### TASK GOAL
Read through the data and report every line in which the word "享受在后" occurs.

Data entries
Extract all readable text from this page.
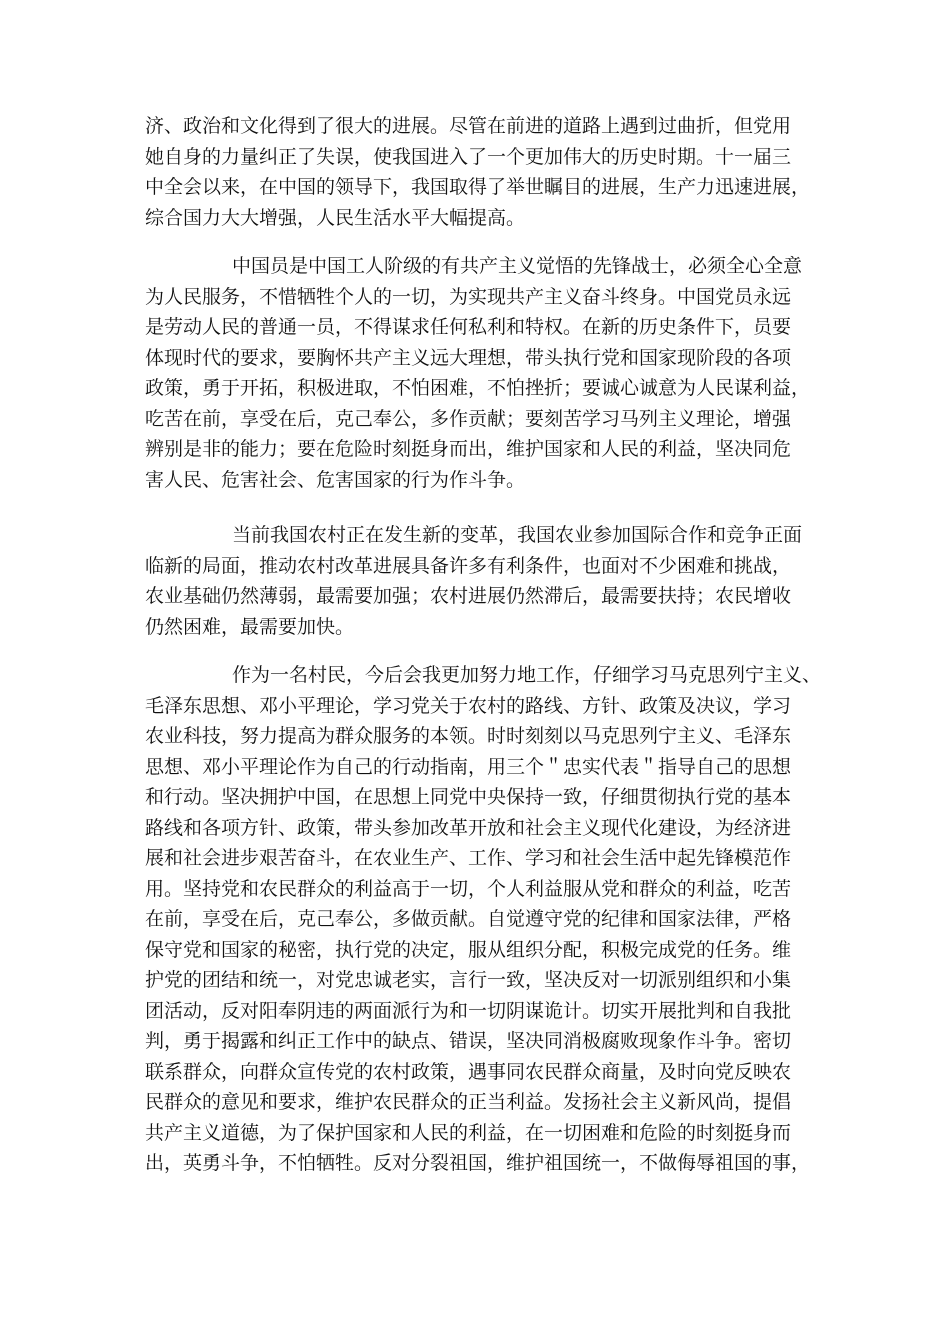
济、政治和文化得到了很大的进展。尽管在前进的道路上遇到过曲折，但党用
她自身的力量纠正了失误，使我国进入了一个更加伟大的历史时期。十一届三
中全会以来，在中国的领导下，我国取得了举世瞩目的进展，生产力迅速进展，
综合国力大大增强，人民生活水平大幅提高。
中国员是中国工人阶级的有共产主义觉悟的先锋战士，必须全心全意
为人民服务，不惜牺牲个人的一切，为实现共产主义奋斗终身。中国党员永远
是劳动人民的普通一员，不得谋求任何私利和特权。在新的历史条件下，员要
体现时代的要求，要胸怀共产主义远大理想，带头执行党和国家现阶段的各项
政策，勇于开拓，积极进取，不怕困难，不怕挫折；要诚心诚意为人民谋利益，
吃苦在前，享受在后，克己奉公，多作贡献；要刻苦学习马列主义理论，增强
辨别是非的能力；要在危险时刻挺身而出，维护国家和人民的利益，坚决同危
害人民、危害社会、危害国家的行为作斗争。
当前我国农村正在发生新的变革，我国农业参加国际合作和竞争正面
临新的局面，推动农村改革进展具备许多有利条件，也面对不少困难和挑战，
农业基础仍然薄弱，最需要加强；农村进展仍然滞后，最需要扶持；农民增收
仍然困难，最需要加快。
作为一名村民，今后会我更加努力地工作，仔细学习马克思列宁主义、
毛泽东思想、邓小平理论，学习党关于农村的路线、方针、政策及决议，学习
农业科技，努力提高为群众服务的本领。时时刻刻以马克思列宁主义、毛泽东
思想、邓小平理论作为自己的行动指南，用三个＂忠实代表＂指导自己的思想
和行动。坚决拥护中国，在思想上同党中央保持一致，仔细贯彻执行党的基本
路线和各项方针、政策，带头参加改革开放和社会主义现代化建设，为经济进
展和社会进步艰苦奋斗，在农业生产、工作、学习和社会生活中起先锋模范作
用。坚持党和农民群众的利益高于一切，个人利益服从党和群众的利益，吃苦
在前，享受在后，克己奉公，多做贡献。自觉遵守党的纪律和国家法律，严格
保守党和国家的秘密，执行党的决定，服从组织分配，积极完成党的任务。维
护党的团结和统一，对党忠诚老实，言行一致，坚决反对一切派别组织和小集
团活动，反对阳奉阴违的两面派行为和一切阴谋诡计。切实开展批判和自我批
判，勇于揭露和纠正工作中的缺点、错误，坚决同消极腐败现象作斗争。密切
联系群众，向群众宣传党的农村政策，遇事同农民群众商量，及时向党反映农
民群众的意见和要求，维护农民群众的正当利益。发扬社会主义新风尚，提倡
共产主义道德，为了保护国家和人民的利益，在一切困难和危险的时刻挺身而
出，英勇斗争，不怕牺牲。反对分裂祖国，维护祖国统一，不做侮辱祖国的事，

### EXERCISE SOLUTION
吃苦在前，享受在后，克己奉公，多作贡献；要刻苦学习马列主义理论，增强
在前，享受在后，克己奉公，多做贡献。自觉遵守党的纪律和国家法律，严格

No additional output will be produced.